**Exercise directions**
Identify every item below that contains the word "opstå", matching case exactly, and copy each of those lines in full.

:: Dataset entries

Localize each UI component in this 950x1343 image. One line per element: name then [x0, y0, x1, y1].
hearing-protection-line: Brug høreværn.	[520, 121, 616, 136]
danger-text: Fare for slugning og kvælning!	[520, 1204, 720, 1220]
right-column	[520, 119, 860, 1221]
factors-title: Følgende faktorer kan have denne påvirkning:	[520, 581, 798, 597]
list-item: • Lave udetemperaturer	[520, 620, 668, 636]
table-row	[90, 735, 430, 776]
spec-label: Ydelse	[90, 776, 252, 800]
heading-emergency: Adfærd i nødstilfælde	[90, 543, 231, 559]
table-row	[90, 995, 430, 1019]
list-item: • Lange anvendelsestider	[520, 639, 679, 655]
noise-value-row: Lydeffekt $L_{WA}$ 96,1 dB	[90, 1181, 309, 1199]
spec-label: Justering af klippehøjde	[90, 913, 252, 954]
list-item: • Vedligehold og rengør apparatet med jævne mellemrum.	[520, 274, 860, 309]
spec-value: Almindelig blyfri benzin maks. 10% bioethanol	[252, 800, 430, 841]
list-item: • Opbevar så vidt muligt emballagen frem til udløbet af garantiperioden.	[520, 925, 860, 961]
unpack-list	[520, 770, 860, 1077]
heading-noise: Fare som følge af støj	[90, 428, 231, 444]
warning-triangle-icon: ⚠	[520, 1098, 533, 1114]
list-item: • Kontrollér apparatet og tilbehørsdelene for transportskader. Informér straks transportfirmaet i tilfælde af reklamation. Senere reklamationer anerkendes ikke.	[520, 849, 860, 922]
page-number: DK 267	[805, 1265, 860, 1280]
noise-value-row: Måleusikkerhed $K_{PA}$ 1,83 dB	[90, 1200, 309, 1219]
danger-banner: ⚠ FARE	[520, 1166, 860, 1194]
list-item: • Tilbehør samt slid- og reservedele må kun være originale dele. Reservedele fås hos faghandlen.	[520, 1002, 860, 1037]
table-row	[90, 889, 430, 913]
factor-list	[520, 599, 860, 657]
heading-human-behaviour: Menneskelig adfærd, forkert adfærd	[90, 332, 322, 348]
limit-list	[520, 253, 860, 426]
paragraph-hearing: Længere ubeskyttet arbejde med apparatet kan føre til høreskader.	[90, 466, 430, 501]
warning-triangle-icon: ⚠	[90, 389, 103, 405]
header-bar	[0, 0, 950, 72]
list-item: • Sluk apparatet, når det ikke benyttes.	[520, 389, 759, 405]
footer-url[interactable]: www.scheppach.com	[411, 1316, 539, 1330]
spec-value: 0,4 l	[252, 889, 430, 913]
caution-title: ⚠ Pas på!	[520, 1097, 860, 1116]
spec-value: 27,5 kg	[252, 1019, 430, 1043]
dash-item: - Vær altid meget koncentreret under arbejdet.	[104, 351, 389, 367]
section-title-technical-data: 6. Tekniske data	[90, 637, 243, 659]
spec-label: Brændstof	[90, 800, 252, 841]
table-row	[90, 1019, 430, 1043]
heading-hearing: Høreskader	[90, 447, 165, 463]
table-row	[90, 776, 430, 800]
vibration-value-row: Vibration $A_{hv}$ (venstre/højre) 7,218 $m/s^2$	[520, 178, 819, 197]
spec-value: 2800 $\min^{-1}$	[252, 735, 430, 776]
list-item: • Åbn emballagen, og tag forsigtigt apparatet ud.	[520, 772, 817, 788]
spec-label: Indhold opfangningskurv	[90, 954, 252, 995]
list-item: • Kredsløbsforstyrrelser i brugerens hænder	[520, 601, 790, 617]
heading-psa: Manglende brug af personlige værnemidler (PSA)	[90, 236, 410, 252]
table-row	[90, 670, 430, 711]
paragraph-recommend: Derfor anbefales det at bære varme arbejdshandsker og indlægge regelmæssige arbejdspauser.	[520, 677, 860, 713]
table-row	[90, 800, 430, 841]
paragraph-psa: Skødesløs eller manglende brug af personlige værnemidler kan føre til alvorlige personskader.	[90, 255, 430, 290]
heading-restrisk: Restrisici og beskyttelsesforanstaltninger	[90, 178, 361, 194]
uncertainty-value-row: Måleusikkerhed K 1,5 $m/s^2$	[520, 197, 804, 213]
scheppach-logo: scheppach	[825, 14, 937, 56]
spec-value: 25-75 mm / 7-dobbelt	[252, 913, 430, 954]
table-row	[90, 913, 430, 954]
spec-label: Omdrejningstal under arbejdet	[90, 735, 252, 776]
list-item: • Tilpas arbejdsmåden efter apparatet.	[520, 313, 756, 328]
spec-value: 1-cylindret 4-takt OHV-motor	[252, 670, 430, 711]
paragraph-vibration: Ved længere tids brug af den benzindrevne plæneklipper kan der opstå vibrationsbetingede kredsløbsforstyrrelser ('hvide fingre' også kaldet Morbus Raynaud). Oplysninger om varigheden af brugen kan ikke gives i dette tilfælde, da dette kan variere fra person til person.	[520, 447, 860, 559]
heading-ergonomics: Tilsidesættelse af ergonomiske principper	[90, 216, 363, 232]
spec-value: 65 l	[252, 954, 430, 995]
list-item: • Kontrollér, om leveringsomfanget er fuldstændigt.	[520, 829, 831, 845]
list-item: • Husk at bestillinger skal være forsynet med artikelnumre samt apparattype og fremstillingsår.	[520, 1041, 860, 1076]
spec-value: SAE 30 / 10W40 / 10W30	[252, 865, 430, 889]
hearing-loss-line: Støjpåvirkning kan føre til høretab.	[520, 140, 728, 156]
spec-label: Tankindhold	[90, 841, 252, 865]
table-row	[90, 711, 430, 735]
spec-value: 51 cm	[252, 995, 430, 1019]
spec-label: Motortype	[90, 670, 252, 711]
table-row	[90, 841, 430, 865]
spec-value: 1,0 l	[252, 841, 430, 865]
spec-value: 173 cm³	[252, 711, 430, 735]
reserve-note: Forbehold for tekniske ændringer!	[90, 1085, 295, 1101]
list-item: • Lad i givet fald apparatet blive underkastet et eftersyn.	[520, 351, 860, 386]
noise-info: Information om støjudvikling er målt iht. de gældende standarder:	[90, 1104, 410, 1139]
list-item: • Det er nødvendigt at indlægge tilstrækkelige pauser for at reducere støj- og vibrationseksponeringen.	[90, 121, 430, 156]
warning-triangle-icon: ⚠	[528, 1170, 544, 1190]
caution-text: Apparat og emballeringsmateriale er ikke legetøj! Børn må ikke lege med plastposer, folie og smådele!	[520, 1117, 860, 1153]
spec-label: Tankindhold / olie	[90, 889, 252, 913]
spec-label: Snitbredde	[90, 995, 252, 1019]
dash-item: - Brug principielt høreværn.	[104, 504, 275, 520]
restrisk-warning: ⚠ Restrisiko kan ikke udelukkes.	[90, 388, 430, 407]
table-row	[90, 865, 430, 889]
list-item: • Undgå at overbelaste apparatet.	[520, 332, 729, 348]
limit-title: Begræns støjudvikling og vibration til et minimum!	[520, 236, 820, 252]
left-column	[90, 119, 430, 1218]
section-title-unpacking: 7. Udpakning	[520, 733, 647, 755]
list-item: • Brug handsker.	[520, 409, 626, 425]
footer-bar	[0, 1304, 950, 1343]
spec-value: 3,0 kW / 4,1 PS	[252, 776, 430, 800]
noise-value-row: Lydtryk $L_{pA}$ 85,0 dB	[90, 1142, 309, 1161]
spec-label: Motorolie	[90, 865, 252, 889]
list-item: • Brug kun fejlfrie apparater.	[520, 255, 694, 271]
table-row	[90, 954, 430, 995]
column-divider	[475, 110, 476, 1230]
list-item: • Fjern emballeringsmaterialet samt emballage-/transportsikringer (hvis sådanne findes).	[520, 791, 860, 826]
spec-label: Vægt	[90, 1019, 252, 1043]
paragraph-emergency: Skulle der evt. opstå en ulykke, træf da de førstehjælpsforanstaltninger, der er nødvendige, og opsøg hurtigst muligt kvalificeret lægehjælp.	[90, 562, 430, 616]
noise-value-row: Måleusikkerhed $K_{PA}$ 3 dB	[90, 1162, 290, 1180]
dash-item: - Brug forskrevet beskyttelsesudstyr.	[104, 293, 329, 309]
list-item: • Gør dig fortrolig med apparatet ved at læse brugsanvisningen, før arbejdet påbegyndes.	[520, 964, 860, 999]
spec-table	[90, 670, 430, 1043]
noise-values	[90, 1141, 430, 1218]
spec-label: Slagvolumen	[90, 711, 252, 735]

::::

**Problem solution**
paragraph-vibration: Ved længere tids brug af den benzindrevne plæneklipper kan der opstå vibrationsbetingede kredsløbsforstyrrelser ('hvide fingre' også kaldet Morbus Raynaud). Oplysninger om varigheden af brugen kan ikke gives i dette tilfælde, da dette kan variere fra person til person.	[520, 447, 860, 559]
paragraph-emergency: Skulle der evt. opstå en ulykke, træf da de førstehjælpsforanstaltninger, der er nødvendige, og opsøg hurtigst muligt kvalificeret lægehjælp.	[90, 562, 430, 616]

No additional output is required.